Records follow. Pull out every line that contains "subfolder".

● ● ● ● ● ● ●

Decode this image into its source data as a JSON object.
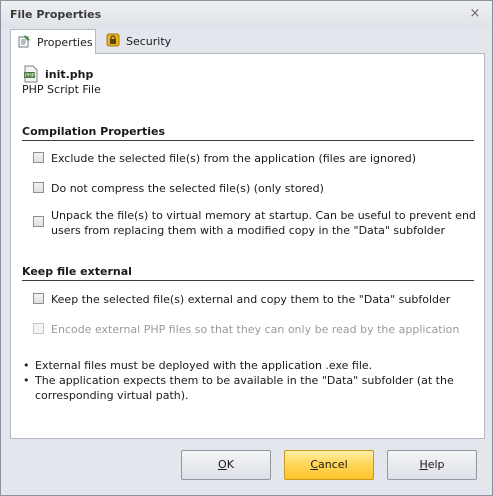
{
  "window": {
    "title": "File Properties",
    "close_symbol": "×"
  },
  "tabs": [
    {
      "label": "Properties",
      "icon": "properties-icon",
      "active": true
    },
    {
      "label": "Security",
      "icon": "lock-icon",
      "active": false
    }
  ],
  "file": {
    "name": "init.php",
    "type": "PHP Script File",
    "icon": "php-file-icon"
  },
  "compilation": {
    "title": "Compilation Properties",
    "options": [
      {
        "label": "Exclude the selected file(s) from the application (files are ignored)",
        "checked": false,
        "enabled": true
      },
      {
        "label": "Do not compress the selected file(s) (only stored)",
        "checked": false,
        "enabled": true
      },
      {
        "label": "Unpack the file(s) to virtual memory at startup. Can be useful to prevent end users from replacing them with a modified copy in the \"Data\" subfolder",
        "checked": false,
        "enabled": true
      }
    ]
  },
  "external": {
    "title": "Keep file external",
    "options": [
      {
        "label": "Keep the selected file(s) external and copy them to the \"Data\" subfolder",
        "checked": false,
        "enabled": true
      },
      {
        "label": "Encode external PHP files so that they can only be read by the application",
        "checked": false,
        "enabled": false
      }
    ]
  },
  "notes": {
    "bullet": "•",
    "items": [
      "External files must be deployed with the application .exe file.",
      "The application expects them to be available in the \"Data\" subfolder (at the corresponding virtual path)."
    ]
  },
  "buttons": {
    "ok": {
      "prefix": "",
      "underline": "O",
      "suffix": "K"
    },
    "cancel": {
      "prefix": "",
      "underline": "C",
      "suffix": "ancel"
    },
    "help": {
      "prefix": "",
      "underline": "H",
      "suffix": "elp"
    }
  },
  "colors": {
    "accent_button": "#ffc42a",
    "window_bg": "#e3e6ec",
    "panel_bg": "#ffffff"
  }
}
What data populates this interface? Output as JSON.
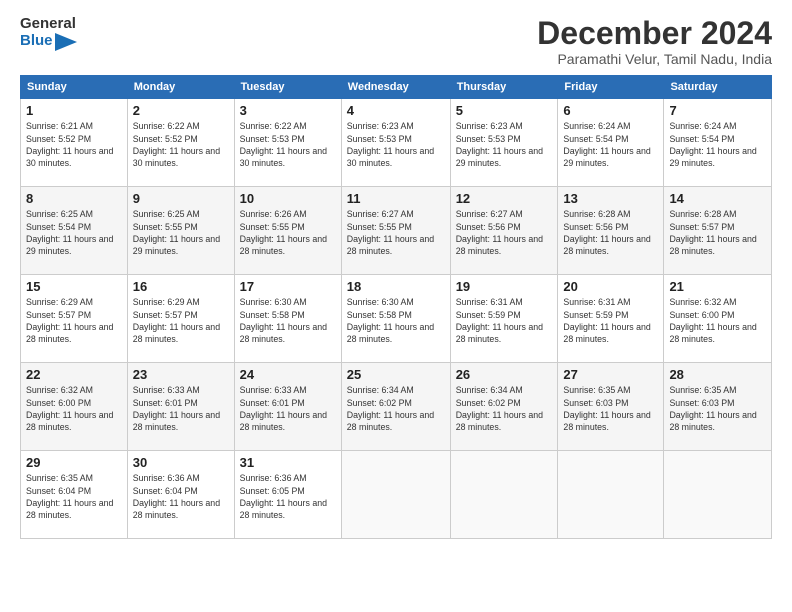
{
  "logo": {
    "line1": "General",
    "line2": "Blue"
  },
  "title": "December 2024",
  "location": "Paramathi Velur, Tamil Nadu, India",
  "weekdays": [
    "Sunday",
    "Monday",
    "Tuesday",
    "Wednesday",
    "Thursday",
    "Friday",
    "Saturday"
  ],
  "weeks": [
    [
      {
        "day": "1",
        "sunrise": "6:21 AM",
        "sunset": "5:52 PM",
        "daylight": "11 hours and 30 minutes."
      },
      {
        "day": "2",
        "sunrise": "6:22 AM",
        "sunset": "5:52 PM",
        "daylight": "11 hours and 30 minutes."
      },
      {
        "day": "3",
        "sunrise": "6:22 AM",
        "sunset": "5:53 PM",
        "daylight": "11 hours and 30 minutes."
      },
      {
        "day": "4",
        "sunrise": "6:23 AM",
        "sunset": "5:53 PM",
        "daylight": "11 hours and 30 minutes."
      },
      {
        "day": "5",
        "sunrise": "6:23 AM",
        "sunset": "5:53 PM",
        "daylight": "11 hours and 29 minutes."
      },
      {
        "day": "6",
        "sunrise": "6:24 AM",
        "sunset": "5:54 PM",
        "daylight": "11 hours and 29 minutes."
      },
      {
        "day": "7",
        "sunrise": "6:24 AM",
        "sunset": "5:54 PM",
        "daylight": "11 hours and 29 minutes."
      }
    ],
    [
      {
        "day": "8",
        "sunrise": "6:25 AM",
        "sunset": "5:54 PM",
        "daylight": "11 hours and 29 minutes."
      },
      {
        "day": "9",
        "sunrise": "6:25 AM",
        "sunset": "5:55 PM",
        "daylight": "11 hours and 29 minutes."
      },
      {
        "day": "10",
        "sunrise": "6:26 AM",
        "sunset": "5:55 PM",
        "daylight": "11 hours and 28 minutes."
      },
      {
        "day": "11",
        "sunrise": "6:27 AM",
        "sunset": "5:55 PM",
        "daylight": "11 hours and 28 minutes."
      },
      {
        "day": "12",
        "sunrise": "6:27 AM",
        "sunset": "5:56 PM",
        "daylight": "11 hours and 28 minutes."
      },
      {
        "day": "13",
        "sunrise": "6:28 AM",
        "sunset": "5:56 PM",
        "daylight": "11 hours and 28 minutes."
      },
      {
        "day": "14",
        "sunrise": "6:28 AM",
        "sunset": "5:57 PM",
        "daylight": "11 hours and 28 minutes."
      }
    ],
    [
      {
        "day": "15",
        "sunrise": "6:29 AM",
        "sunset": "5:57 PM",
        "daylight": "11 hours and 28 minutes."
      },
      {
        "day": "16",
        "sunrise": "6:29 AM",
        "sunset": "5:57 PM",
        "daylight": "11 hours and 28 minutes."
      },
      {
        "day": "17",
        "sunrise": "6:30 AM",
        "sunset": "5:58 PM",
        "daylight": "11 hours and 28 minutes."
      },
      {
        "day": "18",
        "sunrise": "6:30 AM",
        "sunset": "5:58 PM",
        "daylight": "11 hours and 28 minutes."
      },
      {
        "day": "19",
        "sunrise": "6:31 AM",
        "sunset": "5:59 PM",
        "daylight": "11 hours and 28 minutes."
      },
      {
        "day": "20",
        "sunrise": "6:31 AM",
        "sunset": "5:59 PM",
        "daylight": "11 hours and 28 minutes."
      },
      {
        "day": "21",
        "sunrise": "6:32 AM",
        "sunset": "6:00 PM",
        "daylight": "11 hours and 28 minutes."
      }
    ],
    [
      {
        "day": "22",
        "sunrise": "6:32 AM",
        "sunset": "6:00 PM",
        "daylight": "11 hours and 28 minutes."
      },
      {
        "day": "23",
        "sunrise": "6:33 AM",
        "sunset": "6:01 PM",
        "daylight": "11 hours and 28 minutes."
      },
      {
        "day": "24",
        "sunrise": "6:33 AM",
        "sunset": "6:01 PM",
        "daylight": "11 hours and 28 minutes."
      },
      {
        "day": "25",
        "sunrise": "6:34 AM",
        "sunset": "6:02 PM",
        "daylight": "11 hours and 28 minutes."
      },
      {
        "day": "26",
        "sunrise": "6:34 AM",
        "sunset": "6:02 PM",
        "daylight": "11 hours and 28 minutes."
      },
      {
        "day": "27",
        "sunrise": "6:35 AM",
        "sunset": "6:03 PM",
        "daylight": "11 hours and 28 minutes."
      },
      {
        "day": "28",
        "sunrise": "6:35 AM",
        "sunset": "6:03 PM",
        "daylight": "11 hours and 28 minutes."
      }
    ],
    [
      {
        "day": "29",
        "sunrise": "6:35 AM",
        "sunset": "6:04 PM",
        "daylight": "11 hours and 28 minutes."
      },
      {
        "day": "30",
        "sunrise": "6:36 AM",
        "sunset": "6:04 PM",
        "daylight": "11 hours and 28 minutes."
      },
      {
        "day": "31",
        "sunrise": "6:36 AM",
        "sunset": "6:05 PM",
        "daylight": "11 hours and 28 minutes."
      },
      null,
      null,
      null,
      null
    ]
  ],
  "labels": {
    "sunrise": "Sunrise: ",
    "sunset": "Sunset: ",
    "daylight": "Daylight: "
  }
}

● ● ● ● ● ● ●

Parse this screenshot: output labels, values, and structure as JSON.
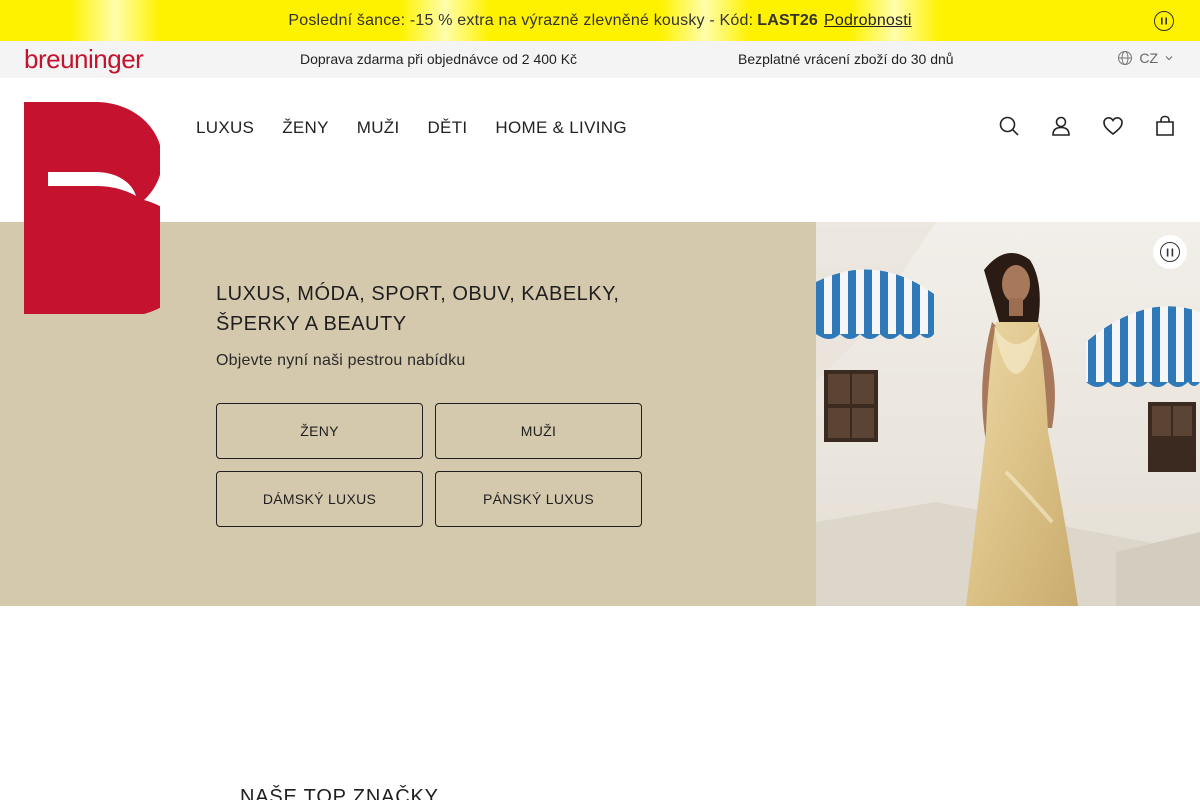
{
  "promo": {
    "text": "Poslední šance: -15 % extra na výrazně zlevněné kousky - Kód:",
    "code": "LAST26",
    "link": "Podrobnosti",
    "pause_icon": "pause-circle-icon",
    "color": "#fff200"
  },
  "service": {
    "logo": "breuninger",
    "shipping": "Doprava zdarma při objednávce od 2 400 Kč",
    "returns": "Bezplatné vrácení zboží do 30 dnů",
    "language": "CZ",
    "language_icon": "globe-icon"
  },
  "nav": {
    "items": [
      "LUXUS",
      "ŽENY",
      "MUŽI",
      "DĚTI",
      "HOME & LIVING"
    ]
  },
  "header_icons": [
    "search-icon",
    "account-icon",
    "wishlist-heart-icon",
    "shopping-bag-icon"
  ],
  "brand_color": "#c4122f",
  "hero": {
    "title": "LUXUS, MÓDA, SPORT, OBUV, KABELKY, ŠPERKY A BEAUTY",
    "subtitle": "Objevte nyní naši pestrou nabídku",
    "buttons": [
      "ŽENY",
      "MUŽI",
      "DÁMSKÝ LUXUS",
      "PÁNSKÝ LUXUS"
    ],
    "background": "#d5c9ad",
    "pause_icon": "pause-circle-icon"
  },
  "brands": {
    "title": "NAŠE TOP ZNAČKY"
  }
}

● ● ● ● ● ● ●

### PROBLEM SOLUTION
        "label": "Unpack the file(s) to virtual memory at startup. Can be useful to prevent end users from replacing them with a modified copy in the \"Data\" subfolder",
        "label": "Keep the selected file(s) external and copy them to the \"Data\" subfolder",
      "The application expects them to be available in the \"Data\" subfolder (at the corresponding virtual path)."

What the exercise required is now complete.